- [WORK REQUIRED]
Find every line of the listing below where "locket" appears, and copy it.

- [PROVIDED RECORDS]
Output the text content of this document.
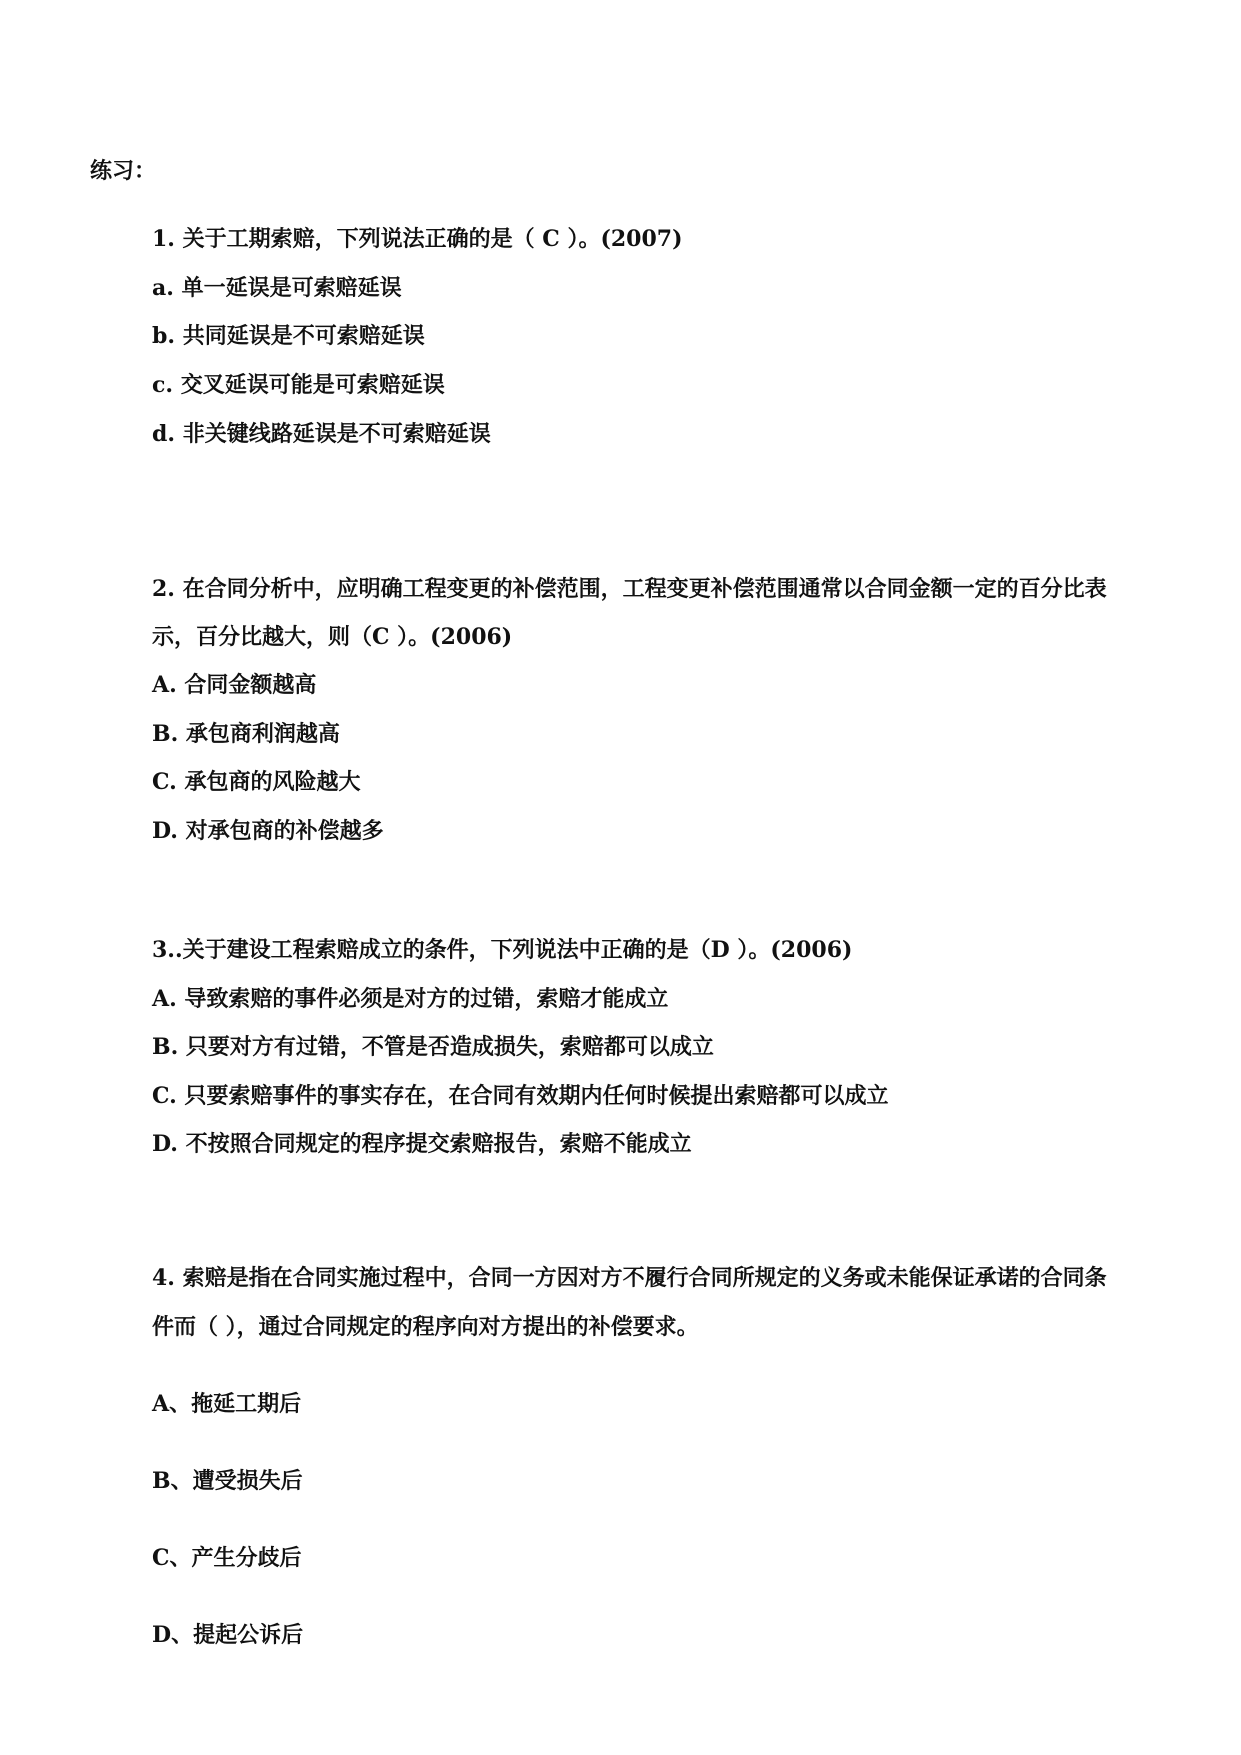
练习：
1. 关于工期索赔，下列说法正确的是（ C ）。(2007)
a. 单一延误是可索赔延误
b. 共同延误是不可索赔延误
c. 交叉延误可能是可索赔延误
d. 非关键线路延误是不可索赔延误
2. 在合同分析中，应明确工程变更的补偿范围，工程变更补偿范围通常以合同金额一定的百分比表
示，百分比越大，则（C ）。(2006)
A. 合同金额越高
B. 承包商利润越高
C. 承包商的风险越大
D. 对承包商的补偿越多
3..关于建设工程索赔成立的条件，下列说法中正确的是（D ）。(2006)
A. 导致索赔的事件必须是对方的过错，索赔才能成立
B. 只要对方有过错，不管是否造成损失，索赔都可以成立
C. 只要索赔事件的事实存在，在合同有效期内任何时候提出索赔都可以成立
D. 不按照合同规定的程序提交索赔报告，索赔不能成立
4. 索赔是指在合同实施过程中，合同一方因对方不履行合同所规定的义务或未能保证承诺的合同条
件而（ ），通过合同规定的程序向对方提出的补偿要求。
A、拖延工期后
B、遭受损失后
C、产生分歧后
D、提起公诉后
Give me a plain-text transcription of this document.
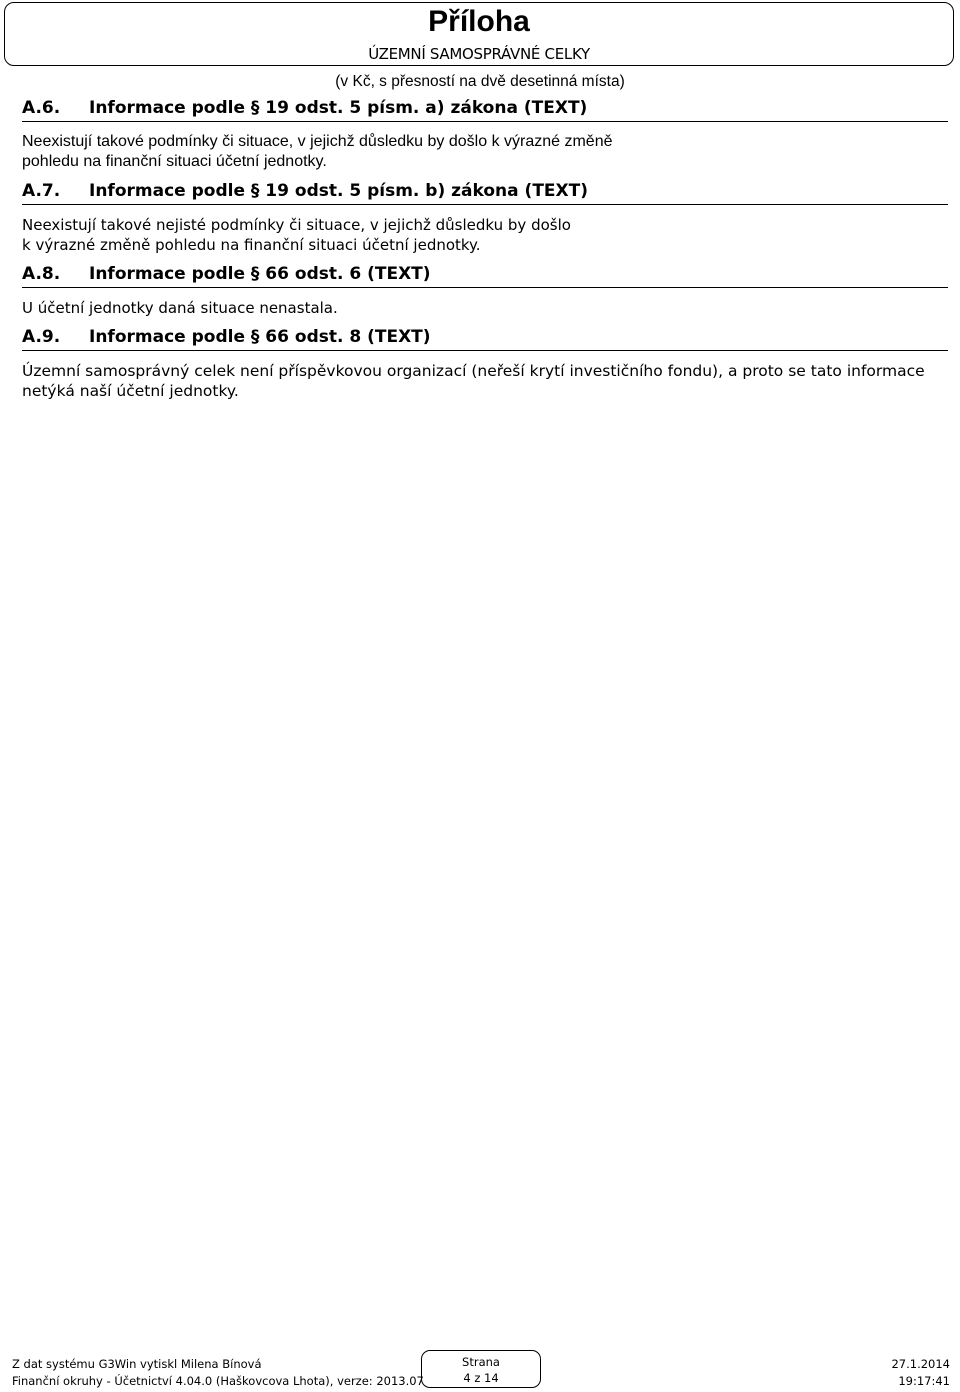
Příloha
ÚZEMNÍ SAMOSPRÁVNÉ CELKY
(v Kč, s přesností na dvě desetinná místa)
A.6.	Informace podle § 19 odst. 5 písm. a) zákona (TEXT)
Neexistují takové podmínky či situace, v jejichž důsledku by došlo k výrazné změně
pohledu na finanční situaci účetní jednotky.
A.7.	Informace podle § 19 odst. 5 písm. b) zákona (TEXT)
Neexistují takové nejisté podmínky či situace, v jejichž důsledku by došlo
k výrazné změně pohledu na finanční situaci účetní jednotky.
A.8.	Informace podle § 66 odst. 6 (TEXT)
U účetní jednotky daná situace nenastala.
A.9.	Informace podle § 66 odst. 8 (TEXT)
Územní samosprávný celek není příspěvkovou organizací (neřeší krytí investičního fondu), a proto se tato informace
netýká naší účetní jednotky.
Z dat systému G3Win vytiskl Milena Bínová
Finanční okruhy - Účetnictví 4.04.0 (Haškovcova Lhota), verze: 2013.07
Strana
4 z 14
27.1.2014
19:17:41
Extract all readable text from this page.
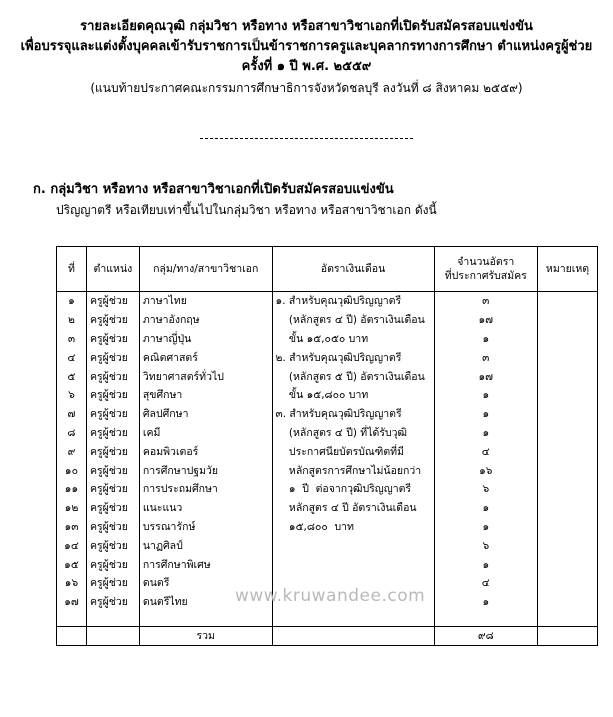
รายละเอียดคุณวุฒิ กลุ่มวิชา หรือทาง หรือสาขาวิชาเอกที่เปิดรับสมัครสอบแข่งขัน
เพื่อบรรจุและแต่งตั้งบุคคลเข้ารับราชการเป็นข้าราชการครูและบุคลากรทางการศึกษา ตำแหน่งครูผู้ช่วย
ครั้งที่ ๑ ปี พ.ศ. ๒๕๕๙
(แนบท้ายประกาศคณะกรรมการศึกษาธิการจังหวัดชลบุรี ลงวันที่ ๘ สิงหาคม ๒๕๕๙)
ก. กลุ่มวิชา หรือทาง หรือสาขาวิชาเอกที่เปิดรับสมัครสอบแข่งขัน
ปริญญาตรี หรือเทียบเท่าขึ้นไปในกลุ่มวิชา หรือทาง หรือสาขาวิชาเอก ดังนี้
ที่	ตำแหน่ง	กลุ่ม/ทาง/สาขาวิชาเอก	อัตราเงินเดือน	จำนวนอัตรา
ที่ประกาศรับสมัคร	หมายเหตุ
๑	ครูผู้ช่วย	ภาษาไทย	๑. สำหรับคุณวุฒิปริญญาตรี	๓	
๒	ครูผู้ช่วย	ภาษาอังกฤษ	(หลักสูตร ๔ ปี) อัตราเงินเดือน	๑๗	
๓	ครูผู้ช่วย	ภาษาญี่ปุ่น	ขั้น ๑๕,๐๕๐ บาท	๑	
๔	ครูผู้ช่วย	คณิตศาสตร์	๒. สำหรับคุณวุฒิปริญญาตรี	๓	
๕	ครูผู้ช่วย	วิทยาศาสตร์ทั่วไป	(หลักสูตร ๕ ปี) อัตราเงินเดือน	๑๗	
๖	ครูผู้ช่วย	สุขศึกษา	ขั้น ๑๕,๘๐๐ บาท	๑	
๗	ครูผู้ช่วย	ศิลปศึกษา	๓. สำหรับคุณวุฒิปริญญาตรี	๑	
๘	ครูผู้ช่วย	เคมี	(หลักสูตร ๔ ปี) ที่ได้รับวุฒิ	๑	
๙	ครูผู้ช่วย	คอมพิวเตอร์	ประกาศนียบัตรบัณฑิตที่มี	๔	
๑๐	ครูผู้ช่วย	การศึกษาปฐมวัย	หลักสูตรการศึกษาไม่น้อยกว่า	๑๖	
๑๑	ครูผู้ช่วย	การประถมศึกษา	๑  ปี  ต่อจากวุฒิปริญญาตรี	๖	
๑๒	ครูผู้ช่วย	แนะแนว	หลักสูตร ๔ ปี อัตราเงินเดือน	๑	
๑๓	ครูผู้ช่วย	บรรณารักษ์	๑๕,๘๐๐  บาท	๑	
๑๔	ครูผู้ช่วย	นาฏศิลป์		๖	
๑๕	ครูผู้ช่วย	การศึกษาพิเศษ		๑	
๑๖	ครูผู้ช่วย	ดนตรี		๔	
๑๗	ครูผู้ช่วย	ดนตรีไทย		๑	

		รวม		๙๘	
www.kruwandee.com
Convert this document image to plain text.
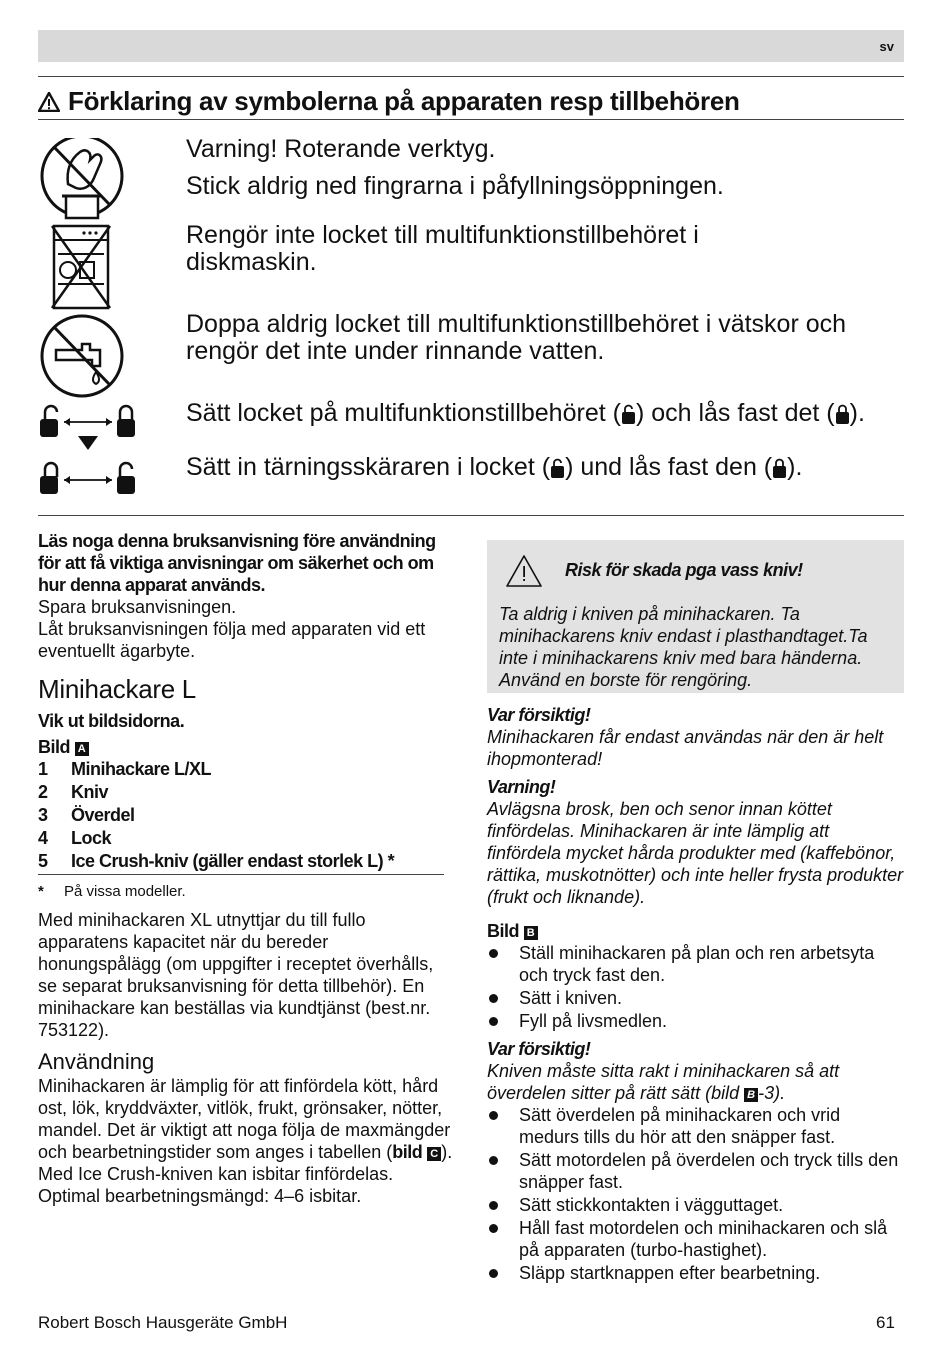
sv
Förklaring av symbolerna på apparaten resp tillbehören

Varning! Roterande verktyg.

Stick aldrig ned fingrarna i påfyllningsöppningen.

Rengör inte locket till multifunktionstillbehöret i diskmaskin.
Doppa aldrig locket till multifunktionstillbehöret i vätskor och rengör det inte under rinnande vatten.
Sätt locket på multifunktionstillbehöret ( ) och lås fast det ( ).
Sätt in tärningsskäraren i locket ( ) und lås fast den ( ).
Läs noga denna bruksanvisning före användning för att få viktiga anvisningar om säkerhet och om hur denna apparat används.
Spara bruksanvisningen.
Låt bruksanvisningen följa med apparaten vid ett eventuellt ägarbyte.
Minihackare L
Vik ut bildsidorna.
Bild A
1	Minihackare L/XL
2	Kniv
3	Överdel
4	Lock
5	Ice Crush-kniv (gäller endast storlek L) *
* På vissa modeller.
Med minihackaren XL utnyttjar du till fullo apparatens kapacitet när du bereder honungspålägg (om uppgifter i receptet överhålls, se separat bruksanvisning för detta tillbehör). En minihackare kan beställas via kundtjänst (best.nr. 753122).
Användning
Minihackaren är lämplig för att finfördela kött, hård ost, lök, kryddväxter, vitlök, frukt, grönsaker, nötter, mandel. Det är viktigt att noga följa de maxmängder och bearbetningstider som anges i tabellen (bild C ).
Med Ice Crush-kniven kan isbitar finfördelas.
Optimal bearbetningsmängd: 4–6 isbitar.
Risk för skada pga vass kniv!
Ta aldrig i kniven på minihackaren. Ta minihackarens kniv endast i plasthandtaget.Ta inte i minihackarens kniv med bara händerna. Använd en borste för rengöring.
Var försiktig!
Minihackaren får endast användas när den är helt ihopmonterad!
Varning!
Avlägsna brosk, ben och senor innan köttet finfördelas. Minihackaren är inte lämplig att finfördela mycket hårda produkter med (kaffebönor, rättika, muskotnötter) och inte heller frysta produkter (frukt och liknande).
Bild B
Ställ minihackaren på plan och ren arbetsyta och tryck fast den.
Sätt i kniven.
Fyll på livsmedlen.
Var försiktig!
Kniven måste sitta rakt i minihackaren så att överdelen sitter på rätt sätt (bild B -3).
Sätt överdelen på minihackaren och vrid medurs tills du hör att den snäpper fast.
Sätt motordelen på överdelen och tryck tills den snäpper fast.
Sätt stickkontakten i vägguttaget.
Håll fast motordelen och minihackaren och slå på apparaten (turbo-hastighet).
Släpp startknappen efter bearbetning.
Robert Bosch Hausgeräte GmbH	61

- [REPLY TO THE EXERCISE]
Rengör inte locket till multifunktionstillbehöret i diskmaskin.
Doppa aldrig locket till multifunktionstillbehöret i vätskor och rengör det inte under rinnande vatten.
Sätt locket på multifunktionstillbehöret ( ) och lås fast det ( ).
Sätt in tärningsskäraren i locket ( ) und lås fast den ( ).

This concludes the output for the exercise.